| Problems to solve |
1. In the passage about the learning sessions, which two terms does the writer say were learned in the Small Hidden Learning Chunks session?
2. Return the text of the passage about the learning sessions from "Another session I" up to and including "post). Wiki here.", word for word.

| Document segment |
☆ ☆ ☆ ☆ ☆ ☆ ☆
I’d only add that we ought to remember the human learning-and-performance system in all this effort.
Another session I attended was an audience-generated discussion of Small Hidden Learning Chunks. It was fascinating because as the session got started, lots of people walked out. But as the discussion got going it was clear that the large number of people who stayed were really smart, knowledgable, thoughtful, and were willing to deal happily with the ambiguities that were surfaced in the discussion. Whether this was because of the self-selected group, or something else, I’m not sure. We didn’t come to conclusions, but we generated a great brainstorm of ideas for which we may be able to riff with in the future. Ahhhhh, the wonder of the many types of learning. By the way, I learned at least two interesting terms in this session, including the term folksonomy, which I intend to look up, and Blog Fog, which I think I already understand (see my very first post). Wiki here.
☆ ☆ ☆ ☆ ☆ ☆ ☆
| Excerpted data |
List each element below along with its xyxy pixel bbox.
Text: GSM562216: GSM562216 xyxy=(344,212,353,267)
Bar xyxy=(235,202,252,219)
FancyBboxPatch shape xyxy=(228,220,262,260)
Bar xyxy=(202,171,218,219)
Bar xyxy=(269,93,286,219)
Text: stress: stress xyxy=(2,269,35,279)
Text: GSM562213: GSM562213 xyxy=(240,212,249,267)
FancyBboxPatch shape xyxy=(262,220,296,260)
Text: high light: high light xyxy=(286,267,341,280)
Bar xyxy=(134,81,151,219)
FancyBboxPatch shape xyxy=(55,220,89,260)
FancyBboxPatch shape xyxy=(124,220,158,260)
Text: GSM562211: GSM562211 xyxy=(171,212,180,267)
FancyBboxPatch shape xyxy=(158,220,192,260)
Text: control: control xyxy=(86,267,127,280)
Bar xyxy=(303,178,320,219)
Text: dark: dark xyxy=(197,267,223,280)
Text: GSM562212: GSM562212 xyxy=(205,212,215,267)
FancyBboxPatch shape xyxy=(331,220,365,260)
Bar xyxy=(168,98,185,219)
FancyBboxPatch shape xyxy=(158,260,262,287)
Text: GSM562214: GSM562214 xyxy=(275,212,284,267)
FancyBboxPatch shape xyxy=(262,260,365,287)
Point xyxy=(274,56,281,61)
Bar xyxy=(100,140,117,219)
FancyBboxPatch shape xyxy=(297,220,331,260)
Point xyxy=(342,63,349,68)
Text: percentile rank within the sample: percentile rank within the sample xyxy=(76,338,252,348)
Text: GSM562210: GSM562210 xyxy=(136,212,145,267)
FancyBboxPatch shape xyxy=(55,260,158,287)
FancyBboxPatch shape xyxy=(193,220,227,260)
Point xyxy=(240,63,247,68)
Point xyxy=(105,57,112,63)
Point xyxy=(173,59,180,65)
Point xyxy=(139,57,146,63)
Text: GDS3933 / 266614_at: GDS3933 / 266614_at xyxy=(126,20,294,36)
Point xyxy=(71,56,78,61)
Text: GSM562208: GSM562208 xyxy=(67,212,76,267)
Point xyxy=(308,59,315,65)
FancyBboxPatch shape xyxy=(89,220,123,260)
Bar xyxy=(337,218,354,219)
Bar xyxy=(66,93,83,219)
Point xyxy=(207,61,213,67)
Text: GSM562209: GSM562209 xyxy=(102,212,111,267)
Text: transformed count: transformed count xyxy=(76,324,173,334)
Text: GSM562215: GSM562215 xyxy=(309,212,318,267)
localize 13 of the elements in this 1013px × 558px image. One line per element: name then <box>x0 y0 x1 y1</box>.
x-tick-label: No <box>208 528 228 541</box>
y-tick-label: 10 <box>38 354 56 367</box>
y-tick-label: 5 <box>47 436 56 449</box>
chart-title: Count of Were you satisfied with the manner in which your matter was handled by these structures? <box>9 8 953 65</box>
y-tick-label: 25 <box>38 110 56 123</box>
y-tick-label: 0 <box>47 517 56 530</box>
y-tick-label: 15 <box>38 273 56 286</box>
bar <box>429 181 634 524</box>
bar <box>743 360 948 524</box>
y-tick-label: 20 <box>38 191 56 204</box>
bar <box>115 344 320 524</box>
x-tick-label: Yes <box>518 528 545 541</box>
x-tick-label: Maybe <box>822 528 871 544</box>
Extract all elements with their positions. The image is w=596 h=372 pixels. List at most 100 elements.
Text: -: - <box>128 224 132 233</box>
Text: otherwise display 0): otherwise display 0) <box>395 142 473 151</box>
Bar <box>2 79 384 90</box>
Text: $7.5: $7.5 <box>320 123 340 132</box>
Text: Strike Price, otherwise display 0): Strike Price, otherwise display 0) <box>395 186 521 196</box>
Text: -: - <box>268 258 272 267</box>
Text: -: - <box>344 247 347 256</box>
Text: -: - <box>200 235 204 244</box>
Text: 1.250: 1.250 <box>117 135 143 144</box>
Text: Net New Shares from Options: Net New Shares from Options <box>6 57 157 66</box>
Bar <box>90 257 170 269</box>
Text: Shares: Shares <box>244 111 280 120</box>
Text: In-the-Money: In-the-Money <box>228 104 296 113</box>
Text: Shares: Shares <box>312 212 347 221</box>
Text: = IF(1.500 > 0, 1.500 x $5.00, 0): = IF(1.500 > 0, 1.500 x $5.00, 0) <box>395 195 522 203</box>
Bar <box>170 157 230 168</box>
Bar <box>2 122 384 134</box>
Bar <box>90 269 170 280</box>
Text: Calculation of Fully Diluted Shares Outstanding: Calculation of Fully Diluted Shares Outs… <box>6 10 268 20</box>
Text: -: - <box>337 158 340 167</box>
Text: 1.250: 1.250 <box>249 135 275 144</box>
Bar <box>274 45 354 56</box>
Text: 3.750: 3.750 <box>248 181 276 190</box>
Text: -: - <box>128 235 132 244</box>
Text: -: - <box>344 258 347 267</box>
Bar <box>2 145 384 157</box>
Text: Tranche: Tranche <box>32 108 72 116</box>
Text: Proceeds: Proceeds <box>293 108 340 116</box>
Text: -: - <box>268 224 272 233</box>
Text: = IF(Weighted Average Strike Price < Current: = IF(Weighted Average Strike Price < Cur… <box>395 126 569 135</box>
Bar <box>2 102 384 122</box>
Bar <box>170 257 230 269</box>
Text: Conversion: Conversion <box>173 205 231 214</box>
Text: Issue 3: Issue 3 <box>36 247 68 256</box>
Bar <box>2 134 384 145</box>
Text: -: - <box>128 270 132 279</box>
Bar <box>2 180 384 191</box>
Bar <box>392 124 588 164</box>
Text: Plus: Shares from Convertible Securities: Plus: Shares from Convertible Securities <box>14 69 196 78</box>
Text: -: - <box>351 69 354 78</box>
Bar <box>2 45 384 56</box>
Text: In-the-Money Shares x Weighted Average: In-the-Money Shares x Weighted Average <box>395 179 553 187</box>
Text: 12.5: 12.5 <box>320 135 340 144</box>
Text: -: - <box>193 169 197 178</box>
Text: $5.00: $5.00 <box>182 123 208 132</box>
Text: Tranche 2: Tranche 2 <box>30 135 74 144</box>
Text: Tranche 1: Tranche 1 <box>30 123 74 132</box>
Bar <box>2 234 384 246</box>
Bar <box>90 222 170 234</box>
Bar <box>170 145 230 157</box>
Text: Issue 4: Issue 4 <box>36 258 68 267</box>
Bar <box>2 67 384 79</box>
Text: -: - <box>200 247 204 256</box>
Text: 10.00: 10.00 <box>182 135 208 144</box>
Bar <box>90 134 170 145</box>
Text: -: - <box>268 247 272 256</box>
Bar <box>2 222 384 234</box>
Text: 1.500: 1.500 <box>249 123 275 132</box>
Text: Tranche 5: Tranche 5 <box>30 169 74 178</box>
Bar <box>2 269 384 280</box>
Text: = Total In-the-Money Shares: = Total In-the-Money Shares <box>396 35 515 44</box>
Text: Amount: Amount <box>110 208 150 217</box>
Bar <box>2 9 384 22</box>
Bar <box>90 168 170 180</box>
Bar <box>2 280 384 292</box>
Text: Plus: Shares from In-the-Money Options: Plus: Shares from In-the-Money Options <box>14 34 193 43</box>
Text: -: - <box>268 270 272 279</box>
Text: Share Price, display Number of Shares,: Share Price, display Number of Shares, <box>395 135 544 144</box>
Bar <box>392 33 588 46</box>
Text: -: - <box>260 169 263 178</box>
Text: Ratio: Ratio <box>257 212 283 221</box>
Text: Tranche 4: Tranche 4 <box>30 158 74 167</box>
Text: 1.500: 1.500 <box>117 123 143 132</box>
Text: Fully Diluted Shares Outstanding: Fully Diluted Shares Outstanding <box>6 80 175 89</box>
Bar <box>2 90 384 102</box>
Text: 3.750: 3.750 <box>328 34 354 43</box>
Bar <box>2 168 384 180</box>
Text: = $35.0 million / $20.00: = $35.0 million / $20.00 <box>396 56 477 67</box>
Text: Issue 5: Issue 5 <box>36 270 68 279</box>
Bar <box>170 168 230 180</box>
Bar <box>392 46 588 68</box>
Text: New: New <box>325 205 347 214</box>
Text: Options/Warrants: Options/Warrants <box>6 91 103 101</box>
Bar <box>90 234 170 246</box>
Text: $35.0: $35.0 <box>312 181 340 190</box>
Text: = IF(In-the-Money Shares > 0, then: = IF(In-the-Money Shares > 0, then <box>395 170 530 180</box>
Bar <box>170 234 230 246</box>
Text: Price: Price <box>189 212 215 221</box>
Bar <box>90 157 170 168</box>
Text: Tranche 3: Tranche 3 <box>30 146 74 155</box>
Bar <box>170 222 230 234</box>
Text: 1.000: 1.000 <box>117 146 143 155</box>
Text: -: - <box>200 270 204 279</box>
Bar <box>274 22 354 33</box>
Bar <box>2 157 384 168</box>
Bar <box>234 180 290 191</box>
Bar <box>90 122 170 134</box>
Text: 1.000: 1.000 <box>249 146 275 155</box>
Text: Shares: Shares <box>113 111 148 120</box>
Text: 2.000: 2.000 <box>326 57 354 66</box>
☆ ☆ ☆ ☆ ☆ ☆ ☆
| Answers to the problems |
1. Folksonomy and Blog Fog.

2.
Another session I attended was an audience-generated discussion of Small Hidden Learning Chunks. It was fascinating because as the session got started, lots of people walked out. But as the discussion got going it was clear that the large number of people who stayed were really smart, knowledgable, thoughtful, and were willing to deal happily with the ambiguities that were surfaced in the discussion. Whether this was because of the self-selected group, or something else, I’m not sure. We didn’t come to conclusions, but we generated a great brainstorm of ideas for which we may be able to riff with in the future. Ahhhhh, the wonder of the many types of learning. By the way, I learned at least two interesting terms in this session, including the term folksonomy, which I intend to look up, and Blog Fog, which I think I already understand (see my very first post). Wiki here.